-- start Material provided --

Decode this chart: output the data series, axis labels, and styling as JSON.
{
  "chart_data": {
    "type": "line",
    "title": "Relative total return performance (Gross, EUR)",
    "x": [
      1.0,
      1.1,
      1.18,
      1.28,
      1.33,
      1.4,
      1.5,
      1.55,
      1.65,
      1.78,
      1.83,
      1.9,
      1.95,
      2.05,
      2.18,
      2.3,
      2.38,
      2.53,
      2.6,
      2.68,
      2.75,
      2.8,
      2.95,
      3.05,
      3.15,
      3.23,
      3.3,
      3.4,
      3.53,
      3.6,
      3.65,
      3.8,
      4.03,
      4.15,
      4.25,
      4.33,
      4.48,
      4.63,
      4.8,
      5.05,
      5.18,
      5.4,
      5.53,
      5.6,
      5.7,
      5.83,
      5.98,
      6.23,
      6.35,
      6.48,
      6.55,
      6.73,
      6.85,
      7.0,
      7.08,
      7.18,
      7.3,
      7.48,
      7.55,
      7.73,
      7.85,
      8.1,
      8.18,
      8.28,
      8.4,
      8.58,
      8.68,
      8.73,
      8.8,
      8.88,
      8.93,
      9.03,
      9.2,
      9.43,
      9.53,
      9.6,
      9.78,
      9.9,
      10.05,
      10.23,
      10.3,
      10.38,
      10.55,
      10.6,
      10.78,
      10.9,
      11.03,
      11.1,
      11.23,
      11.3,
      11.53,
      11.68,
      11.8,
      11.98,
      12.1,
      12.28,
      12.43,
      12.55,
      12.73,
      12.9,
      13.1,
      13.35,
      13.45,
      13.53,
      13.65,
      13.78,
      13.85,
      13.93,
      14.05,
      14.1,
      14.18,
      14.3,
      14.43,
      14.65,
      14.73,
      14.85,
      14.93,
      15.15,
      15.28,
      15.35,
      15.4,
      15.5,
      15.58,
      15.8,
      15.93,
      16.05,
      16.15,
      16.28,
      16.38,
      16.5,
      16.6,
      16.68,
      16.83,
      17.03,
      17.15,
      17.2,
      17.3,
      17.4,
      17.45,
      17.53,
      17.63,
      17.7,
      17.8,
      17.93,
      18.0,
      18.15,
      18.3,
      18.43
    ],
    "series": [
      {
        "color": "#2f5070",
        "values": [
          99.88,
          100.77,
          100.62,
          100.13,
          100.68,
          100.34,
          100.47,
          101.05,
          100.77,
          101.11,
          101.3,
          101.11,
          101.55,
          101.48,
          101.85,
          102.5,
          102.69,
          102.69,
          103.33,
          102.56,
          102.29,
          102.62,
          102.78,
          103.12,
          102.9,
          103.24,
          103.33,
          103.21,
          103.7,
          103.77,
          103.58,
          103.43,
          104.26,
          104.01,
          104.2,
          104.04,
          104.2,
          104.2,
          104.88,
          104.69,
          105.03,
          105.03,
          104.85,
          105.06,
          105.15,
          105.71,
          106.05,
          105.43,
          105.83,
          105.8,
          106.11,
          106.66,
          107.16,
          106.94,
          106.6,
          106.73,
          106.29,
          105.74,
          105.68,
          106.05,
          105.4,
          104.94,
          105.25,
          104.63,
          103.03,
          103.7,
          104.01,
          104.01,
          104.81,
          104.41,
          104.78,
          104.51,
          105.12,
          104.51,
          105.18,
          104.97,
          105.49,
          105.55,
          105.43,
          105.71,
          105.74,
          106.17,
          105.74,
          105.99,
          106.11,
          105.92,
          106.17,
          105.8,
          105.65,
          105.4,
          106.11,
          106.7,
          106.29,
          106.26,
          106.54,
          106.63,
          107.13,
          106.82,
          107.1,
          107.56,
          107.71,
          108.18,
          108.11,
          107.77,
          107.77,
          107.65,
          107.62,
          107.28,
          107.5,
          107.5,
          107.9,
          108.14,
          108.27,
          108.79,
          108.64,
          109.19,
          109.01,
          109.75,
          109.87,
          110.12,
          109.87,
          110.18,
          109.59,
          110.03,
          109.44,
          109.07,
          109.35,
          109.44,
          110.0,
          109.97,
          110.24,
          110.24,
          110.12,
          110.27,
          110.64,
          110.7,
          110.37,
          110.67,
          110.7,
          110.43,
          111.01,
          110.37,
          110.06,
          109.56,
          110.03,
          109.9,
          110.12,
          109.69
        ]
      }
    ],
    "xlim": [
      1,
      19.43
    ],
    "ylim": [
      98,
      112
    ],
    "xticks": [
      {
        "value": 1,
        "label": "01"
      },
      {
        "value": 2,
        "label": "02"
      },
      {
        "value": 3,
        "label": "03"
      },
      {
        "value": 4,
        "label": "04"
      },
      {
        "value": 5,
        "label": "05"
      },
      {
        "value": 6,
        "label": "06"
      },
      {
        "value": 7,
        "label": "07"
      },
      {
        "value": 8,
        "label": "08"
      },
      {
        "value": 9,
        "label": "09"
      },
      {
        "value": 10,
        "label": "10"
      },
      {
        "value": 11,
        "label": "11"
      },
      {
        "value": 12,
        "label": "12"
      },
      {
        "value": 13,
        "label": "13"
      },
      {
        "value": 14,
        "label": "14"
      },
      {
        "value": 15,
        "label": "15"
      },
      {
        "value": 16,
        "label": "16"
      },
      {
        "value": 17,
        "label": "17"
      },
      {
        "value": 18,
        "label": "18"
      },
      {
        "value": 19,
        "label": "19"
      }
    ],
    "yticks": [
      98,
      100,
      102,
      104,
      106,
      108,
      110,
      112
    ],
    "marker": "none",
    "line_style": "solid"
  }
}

-- end Material provided --
-- start Material provided --

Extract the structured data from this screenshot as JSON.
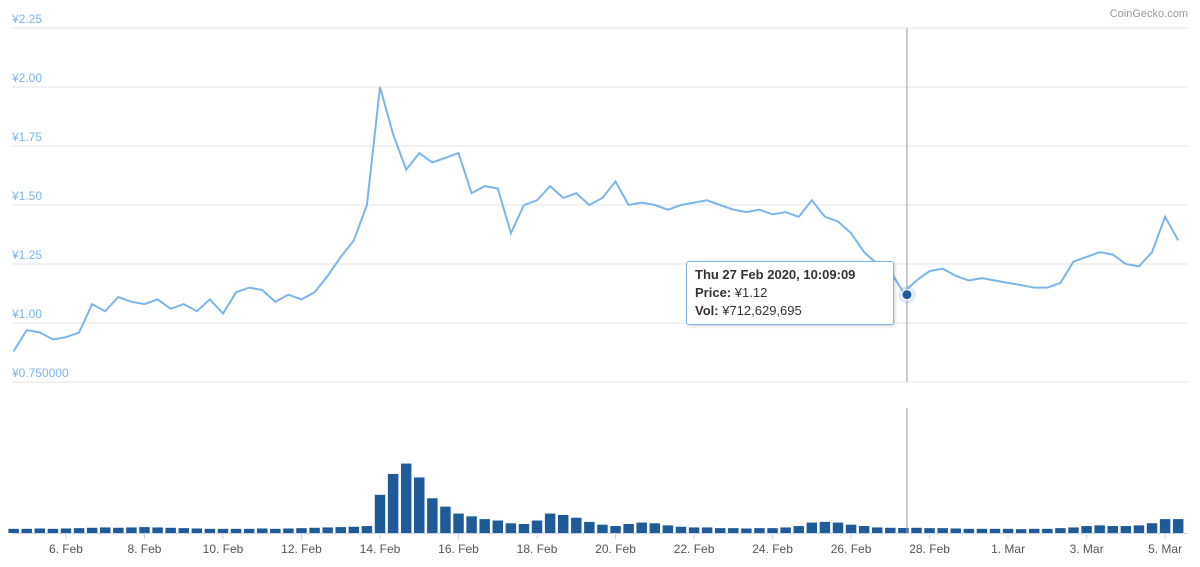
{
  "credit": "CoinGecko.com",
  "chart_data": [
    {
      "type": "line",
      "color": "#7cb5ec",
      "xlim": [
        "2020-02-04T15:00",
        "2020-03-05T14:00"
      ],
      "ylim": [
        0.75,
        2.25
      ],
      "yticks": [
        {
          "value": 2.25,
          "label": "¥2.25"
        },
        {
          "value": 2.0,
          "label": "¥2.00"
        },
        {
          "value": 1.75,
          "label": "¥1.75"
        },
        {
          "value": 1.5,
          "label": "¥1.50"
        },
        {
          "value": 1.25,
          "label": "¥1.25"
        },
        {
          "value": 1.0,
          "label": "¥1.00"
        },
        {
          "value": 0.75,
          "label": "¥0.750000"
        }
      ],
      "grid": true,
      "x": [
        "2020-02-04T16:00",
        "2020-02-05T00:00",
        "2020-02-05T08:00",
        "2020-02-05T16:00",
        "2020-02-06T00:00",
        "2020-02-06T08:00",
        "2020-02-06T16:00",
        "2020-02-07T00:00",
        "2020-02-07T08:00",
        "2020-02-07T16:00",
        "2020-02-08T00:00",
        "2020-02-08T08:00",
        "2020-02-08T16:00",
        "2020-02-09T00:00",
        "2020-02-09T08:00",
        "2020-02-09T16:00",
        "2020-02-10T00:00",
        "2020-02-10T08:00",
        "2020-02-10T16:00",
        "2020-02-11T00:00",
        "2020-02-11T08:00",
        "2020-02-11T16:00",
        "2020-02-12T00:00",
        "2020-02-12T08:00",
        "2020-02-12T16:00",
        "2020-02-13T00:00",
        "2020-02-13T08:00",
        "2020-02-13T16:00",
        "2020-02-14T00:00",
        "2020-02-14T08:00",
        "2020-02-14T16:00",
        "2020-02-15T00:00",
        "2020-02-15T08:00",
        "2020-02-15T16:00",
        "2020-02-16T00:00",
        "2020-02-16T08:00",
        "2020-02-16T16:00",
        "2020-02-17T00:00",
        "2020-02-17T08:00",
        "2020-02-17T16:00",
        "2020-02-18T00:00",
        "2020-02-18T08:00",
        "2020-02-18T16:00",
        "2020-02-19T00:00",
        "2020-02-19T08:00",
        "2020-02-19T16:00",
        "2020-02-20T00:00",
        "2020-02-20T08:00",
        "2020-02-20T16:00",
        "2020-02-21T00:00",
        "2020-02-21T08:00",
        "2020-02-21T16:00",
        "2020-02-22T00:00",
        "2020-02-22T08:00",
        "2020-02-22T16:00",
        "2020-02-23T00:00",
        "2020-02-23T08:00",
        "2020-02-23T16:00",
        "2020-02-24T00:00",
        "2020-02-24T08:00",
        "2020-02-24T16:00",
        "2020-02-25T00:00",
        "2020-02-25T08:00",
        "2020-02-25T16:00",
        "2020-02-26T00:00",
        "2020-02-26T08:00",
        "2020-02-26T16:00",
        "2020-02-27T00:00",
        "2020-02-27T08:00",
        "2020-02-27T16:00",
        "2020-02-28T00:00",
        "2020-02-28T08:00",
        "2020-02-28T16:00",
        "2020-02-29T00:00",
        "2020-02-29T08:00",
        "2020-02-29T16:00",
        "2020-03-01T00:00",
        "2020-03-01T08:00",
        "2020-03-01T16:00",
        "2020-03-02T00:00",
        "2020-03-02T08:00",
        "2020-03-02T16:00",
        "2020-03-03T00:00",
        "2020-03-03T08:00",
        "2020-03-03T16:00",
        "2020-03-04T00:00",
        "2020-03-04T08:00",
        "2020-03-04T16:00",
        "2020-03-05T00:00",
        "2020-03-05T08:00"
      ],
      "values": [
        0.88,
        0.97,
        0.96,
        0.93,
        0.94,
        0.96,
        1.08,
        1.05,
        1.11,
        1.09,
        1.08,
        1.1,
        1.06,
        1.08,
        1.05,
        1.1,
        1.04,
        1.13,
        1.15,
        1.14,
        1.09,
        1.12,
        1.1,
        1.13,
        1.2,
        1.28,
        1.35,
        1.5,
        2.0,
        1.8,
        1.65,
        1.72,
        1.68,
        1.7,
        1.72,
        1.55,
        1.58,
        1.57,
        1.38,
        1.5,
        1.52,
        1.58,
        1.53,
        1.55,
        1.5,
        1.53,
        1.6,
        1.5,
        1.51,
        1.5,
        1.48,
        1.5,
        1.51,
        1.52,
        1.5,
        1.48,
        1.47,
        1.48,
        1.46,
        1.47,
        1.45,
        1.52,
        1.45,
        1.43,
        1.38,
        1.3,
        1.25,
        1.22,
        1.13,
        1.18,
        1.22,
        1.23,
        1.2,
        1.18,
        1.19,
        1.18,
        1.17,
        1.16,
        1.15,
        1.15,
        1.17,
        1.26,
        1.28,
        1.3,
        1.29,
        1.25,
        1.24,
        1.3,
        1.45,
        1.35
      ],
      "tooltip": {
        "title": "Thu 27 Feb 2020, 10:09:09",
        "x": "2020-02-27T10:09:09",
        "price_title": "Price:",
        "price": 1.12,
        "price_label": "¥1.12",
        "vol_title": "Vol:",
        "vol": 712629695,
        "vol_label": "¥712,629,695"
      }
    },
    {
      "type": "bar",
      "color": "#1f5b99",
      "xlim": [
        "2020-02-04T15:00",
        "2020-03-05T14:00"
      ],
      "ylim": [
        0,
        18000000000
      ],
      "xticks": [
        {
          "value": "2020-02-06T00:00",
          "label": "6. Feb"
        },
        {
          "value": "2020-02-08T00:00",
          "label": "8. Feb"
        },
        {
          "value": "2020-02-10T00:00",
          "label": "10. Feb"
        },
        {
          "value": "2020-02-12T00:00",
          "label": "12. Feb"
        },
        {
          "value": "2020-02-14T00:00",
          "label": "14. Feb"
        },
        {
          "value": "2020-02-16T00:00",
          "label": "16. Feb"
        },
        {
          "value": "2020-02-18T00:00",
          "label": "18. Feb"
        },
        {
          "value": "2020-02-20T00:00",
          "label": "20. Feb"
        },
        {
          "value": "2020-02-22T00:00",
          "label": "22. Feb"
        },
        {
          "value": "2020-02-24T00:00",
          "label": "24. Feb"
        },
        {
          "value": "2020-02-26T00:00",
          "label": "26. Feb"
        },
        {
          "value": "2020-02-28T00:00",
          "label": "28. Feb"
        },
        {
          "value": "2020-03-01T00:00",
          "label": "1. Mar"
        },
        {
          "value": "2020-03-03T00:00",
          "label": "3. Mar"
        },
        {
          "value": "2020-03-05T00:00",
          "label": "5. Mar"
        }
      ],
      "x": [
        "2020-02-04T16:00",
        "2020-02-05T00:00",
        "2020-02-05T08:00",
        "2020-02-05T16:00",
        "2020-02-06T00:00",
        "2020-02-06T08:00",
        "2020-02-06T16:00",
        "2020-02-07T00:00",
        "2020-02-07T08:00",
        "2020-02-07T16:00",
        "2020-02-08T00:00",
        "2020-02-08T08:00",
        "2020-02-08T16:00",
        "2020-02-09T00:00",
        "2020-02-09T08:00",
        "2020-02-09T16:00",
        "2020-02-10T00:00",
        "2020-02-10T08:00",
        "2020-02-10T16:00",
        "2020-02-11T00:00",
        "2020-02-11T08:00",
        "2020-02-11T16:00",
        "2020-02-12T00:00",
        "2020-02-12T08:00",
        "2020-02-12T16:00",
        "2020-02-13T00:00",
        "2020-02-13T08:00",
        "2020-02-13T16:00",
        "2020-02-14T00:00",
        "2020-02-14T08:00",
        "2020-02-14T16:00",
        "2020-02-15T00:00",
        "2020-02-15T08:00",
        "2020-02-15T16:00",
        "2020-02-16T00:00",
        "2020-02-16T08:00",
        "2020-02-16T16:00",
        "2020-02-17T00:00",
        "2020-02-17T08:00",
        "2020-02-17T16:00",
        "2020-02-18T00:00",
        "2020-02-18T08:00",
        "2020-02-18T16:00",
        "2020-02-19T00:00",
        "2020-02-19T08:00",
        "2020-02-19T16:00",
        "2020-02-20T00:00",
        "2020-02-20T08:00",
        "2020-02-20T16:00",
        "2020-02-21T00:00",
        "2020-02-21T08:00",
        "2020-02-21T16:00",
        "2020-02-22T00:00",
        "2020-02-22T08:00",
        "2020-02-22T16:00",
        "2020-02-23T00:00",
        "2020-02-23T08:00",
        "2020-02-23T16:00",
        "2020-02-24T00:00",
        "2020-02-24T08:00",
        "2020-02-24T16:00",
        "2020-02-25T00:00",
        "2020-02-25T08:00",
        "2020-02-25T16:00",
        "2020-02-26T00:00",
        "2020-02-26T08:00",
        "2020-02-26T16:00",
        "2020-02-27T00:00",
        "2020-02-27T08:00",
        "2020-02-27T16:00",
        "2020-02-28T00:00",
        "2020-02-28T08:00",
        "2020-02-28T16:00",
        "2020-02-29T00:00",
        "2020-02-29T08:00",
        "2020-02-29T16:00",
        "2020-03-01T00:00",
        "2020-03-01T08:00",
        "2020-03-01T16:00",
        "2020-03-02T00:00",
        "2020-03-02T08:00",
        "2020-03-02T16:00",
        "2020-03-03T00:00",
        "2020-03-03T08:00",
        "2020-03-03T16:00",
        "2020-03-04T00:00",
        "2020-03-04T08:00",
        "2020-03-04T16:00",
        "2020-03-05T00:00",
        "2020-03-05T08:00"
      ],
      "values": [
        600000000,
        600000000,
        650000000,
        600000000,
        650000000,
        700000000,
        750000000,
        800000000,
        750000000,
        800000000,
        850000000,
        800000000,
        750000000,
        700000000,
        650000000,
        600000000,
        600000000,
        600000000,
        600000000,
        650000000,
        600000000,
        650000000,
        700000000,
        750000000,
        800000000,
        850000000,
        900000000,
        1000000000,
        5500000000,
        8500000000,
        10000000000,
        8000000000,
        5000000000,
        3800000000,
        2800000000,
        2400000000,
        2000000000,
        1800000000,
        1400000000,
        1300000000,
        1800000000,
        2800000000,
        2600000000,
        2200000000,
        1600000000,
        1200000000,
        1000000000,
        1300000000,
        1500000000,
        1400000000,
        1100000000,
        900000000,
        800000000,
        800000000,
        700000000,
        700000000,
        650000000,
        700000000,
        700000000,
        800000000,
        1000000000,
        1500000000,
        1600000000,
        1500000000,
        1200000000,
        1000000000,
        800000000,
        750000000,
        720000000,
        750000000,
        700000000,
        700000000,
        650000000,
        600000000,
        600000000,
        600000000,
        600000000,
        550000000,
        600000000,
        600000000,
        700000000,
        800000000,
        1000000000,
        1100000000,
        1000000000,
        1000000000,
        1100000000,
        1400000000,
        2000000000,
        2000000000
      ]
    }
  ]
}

-- end Material provided --

**Exercise task:** Across the preceding material, how many lines contain the word "series"? State the number alone.

**Right answer:** 2